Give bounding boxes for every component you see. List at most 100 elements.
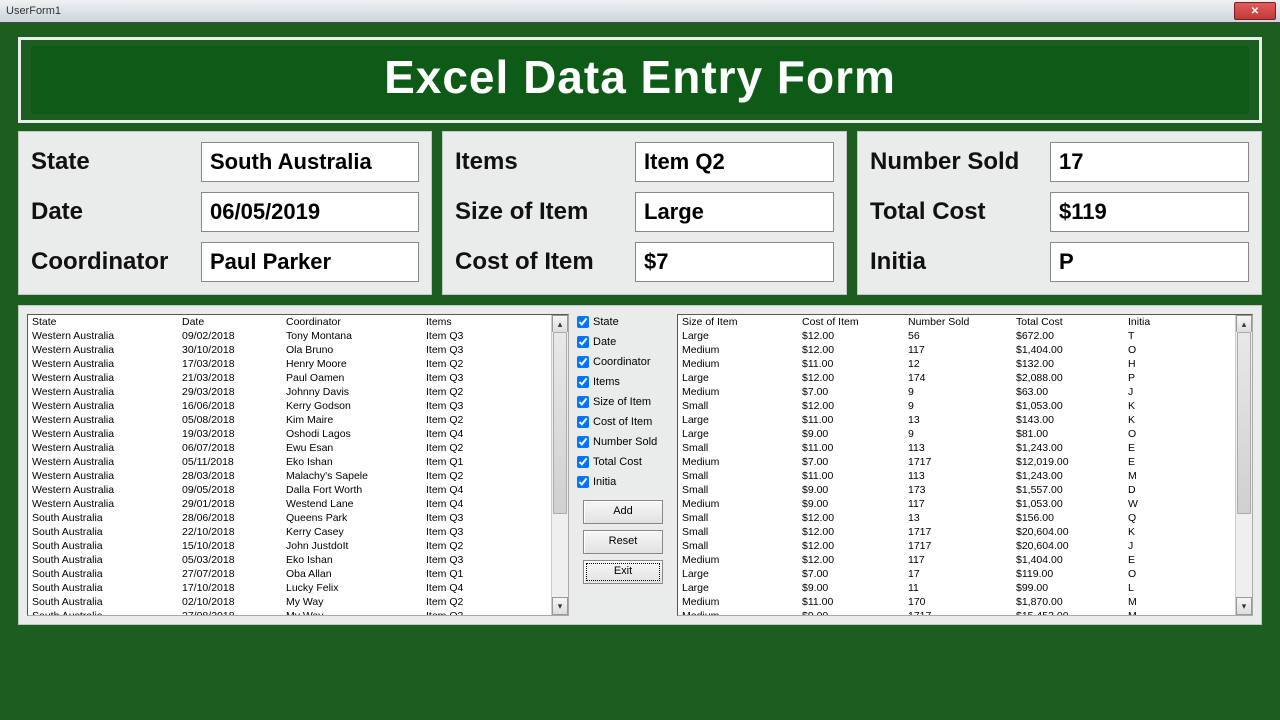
column-header: Coordinator (286, 316, 426, 328)
list-row[interactable]: South Australia05/03/2018Eko IshanItem Q… (28, 553, 568, 567)
list-row[interactable]: Western Australia16/06/2018Kerry GodsonI… (28, 399, 568, 413)
list-row[interactable]: Western Australia09/05/2018Dalla Fort Wo… (28, 483, 568, 497)
list-row[interactable]: South Australia27/07/2018Oba AllanItem Q… (28, 567, 568, 581)
check-total-cost[interactable]: Total Cost (575, 456, 671, 468)
label-size: Size of Item (455, 198, 635, 226)
list-row[interactable]: Large$11.0013$143.00K (678, 413, 1252, 427)
list-row[interactable]: Small$12.001717$20,604.00J (678, 539, 1252, 553)
input-initia[interactable]: P (1050, 242, 1249, 282)
list-row[interactable]: Western Australia30/10/2018Ola BrunoItem… (28, 343, 568, 357)
list-row[interactable]: Medium$11.0012$132.00H (678, 357, 1252, 371)
controls-column: State Date Coordinator Items Size of Ite… (575, 314, 671, 616)
list-row[interactable]: Large$12.0056$672.00T (678, 329, 1252, 343)
list-row[interactable]: Large$12.00174$2,088.00P (678, 371, 1252, 385)
check-cost[interactable]: Cost of Item (575, 416, 671, 428)
list-row[interactable]: South Australia28/06/2018Queens ParkItem… (28, 511, 568, 525)
input-total-cost[interactable]: $119 (1050, 192, 1249, 232)
list-row[interactable]: Small$11.00113$1,243.00E (678, 441, 1252, 455)
list-row[interactable]: Small$9.00173$1,557.00D (678, 483, 1252, 497)
banner-frame: Excel Data Entry Form (18, 37, 1262, 123)
listbox-left[interactable]: StateDateCoordinatorItemsWestern Austral… (27, 314, 569, 616)
label-items: Items (455, 148, 635, 176)
column-header: Size of Item (682, 316, 802, 328)
list-row[interactable]: Western Australia28/03/2018Malachy's Sap… (28, 469, 568, 483)
panel-state: StateSouth Australia Date06/05/2019 Coor… (18, 131, 432, 295)
list-row[interactable]: Western Australia29/01/2018Westend LaneI… (28, 497, 568, 511)
list-row[interactable]: Small$11.00113$1,243.00M (678, 469, 1252, 483)
input-size[interactable]: Large (635, 192, 834, 232)
label-cost: Cost of Item (455, 248, 635, 276)
column-header: Initia (1128, 316, 1188, 328)
list-row[interactable]: Medium$7.001717$12,019.00E (678, 455, 1252, 469)
list-row[interactable]: Small$12.009$1,053.00K (678, 399, 1252, 413)
list-row[interactable]: South Australia27/08/2018My WayItem Q3 (28, 609, 568, 616)
check-items[interactable]: Items (575, 376, 671, 388)
list-row[interactable]: Medium$12.00117$1,404.00O (678, 343, 1252, 357)
list-row[interactable]: Western Australia19/03/2018Oshodi LagosI… (28, 427, 568, 441)
reset-button[interactable]: Reset (583, 530, 663, 554)
list-row[interactable]: Medium$9.00117$1,053.00W (678, 497, 1252, 511)
list-row[interactable]: South Australia22/10/2018Kerry CaseyItem… (28, 525, 568, 539)
scroll-thumb[interactable] (553, 332, 567, 514)
input-number-sold[interactable]: 17 (1050, 142, 1249, 182)
list-row[interactable]: Western Australia05/08/2018Kim MaireItem… (28, 413, 568, 427)
column-header: Cost of Item (802, 316, 908, 328)
list-row[interactable]: South Australia15/10/2018John JustdoItIt… (28, 539, 568, 553)
label-state: State (31, 148, 201, 176)
label-total-cost: Total Cost (870, 198, 1050, 226)
label-number-sold: Number Sold (870, 148, 1050, 176)
list-row[interactable]: Western Australia21/03/2018Paul OamenIte… (28, 371, 568, 385)
scroll-down-icon[interactable]: ▾ (552, 597, 568, 615)
list-row[interactable]: Western Australia17/03/2018Henry MooreIt… (28, 357, 568, 371)
list-row[interactable]: Western Australia09/02/2018Tony MontanaI… (28, 329, 568, 343)
input-cost[interactable]: $7 (635, 242, 834, 282)
list-row[interactable]: Medium$9.001717$15,453.00M (678, 609, 1252, 616)
scrollbar[interactable]: ▴ ▾ (551, 315, 568, 615)
column-header: State (32, 316, 182, 328)
input-state[interactable]: South Australia (201, 142, 419, 182)
check-initia[interactable]: Initia (575, 476, 671, 488)
list-row[interactable]: South Australia02/10/2018My WayItem Q2 (28, 595, 568, 609)
label-initia: Initia (870, 248, 1050, 276)
close-icon: ✕ (1251, 6, 1259, 17)
window-title: UserForm1 (6, 5, 61, 17)
check-date[interactable]: Date (575, 336, 671, 348)
input-date[interactable]: 06/05/2019 (201, 192, 419, 232)
list-row[interactable]: Medium$7.009$63.00J (678, 385, 1252, 399)
column-header: Total Cost (1016, 316, 1128, 328)
scrollbar[interactable]: ▴ ▾ (1235, 315, 1252, 615)
check-coordinator[interactable]: Coordinator (575, 356, 671, 368)
list-row[interactable]: Large$9.0011$99.00L (678, 581, 1252, 595)
list-row[interactable]: Large$9.009$81.00O (678, 427, 1252, 441)
list-row[interactable]: Western Australia06/07/2018Ewu EsanItem … (28, 441, 568, 455)
list-row[interactable]: Small$12.001717$20,604.00K (678, 525, 1252, 539)
list-row[interactable]: Medium$12.00117$1,404.00E (678, 553, 1252, 567)
check-size[interactable]: Size of Item (575, 396, 671, 408)
panel-items: ItemsItem Q2 Size of ItemLarge Cost of I… (442, 131, 847, 295)
form-body: Excel Data Entry Form StateSouth Austral… (0, 23, 1280, 637)
add-button[interactable]: Add (583, 500, 663, 524)
list-row[interactable]: Western Australia29/03/2018Johnny DavisI… (28, 385, 568, 399)
list-row[interactable]: Small$12.0013$156.00Q (678, 511, 1252, 525)
list-row[interactable]: Large$7.0017$119.00O (678, 567, 1252, 581)
listbox-right[interactable]: Size of ItemCost of ItemNumber SoldTotal… (677, 314, 1253, 616)
scroll-down-icon[interactable]: ▾ (1236, 597, 1252, 615)
check-number-sold[interactable]: Number Sold (575, 436, 671, 448)
scroll-up-icon[interactable]: ▴ (1236, 315, 1252, 333)
list-row[interactable]: Medium$11.00170$1,870.00M (678, 595, 1252, 609)
list-row[interactable]: Western Australia05/11/2018Eko IshanItem… (28, 455, 568, 469)
scroll-thumb[interactable] (1237, 332, 1251, 514)
panel-totals: Number Sold17 Total Cost$119 InitiaP (857, 131, 1262, 295)
close-button[interactable]: ✕ (1234, 2, 1276, 20)
titlebar: UserForm1 ✕ (0, 0, 1280, 23)
page-title: Excel Data Entry Form (31, 46, 1249, 114)
input-items[interactable]: Item Q2 (635, 142, 834, 182)
check-state[interactable]: State (575, 316, 671, 328)
exit-button[interactable]: Exit (583, 560, 663, 584)
entry-panels: StateSouth Australia Date06/05/2019 Coor… (18, 131, 1262, 295)
input-coordinator[interactable]: Paul Parker (201, 242, 419, 282)
scroll-up-icon[interactable]: ▴ (552, 315, 568, 333)
column-header: Number Sold (908, 316, 1016, 328)
column-header: Date (182, 316, 286, 328)
list-row[interactable]: South Australia17/10/2018Lucky FelixItem… (28, 581, 568, 595)
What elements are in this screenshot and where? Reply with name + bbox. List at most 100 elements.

*Problem statement:* Report how many lines in the rows above contain the string "WayItem", with case counting. Give only the number.

*Exercise solution:* 2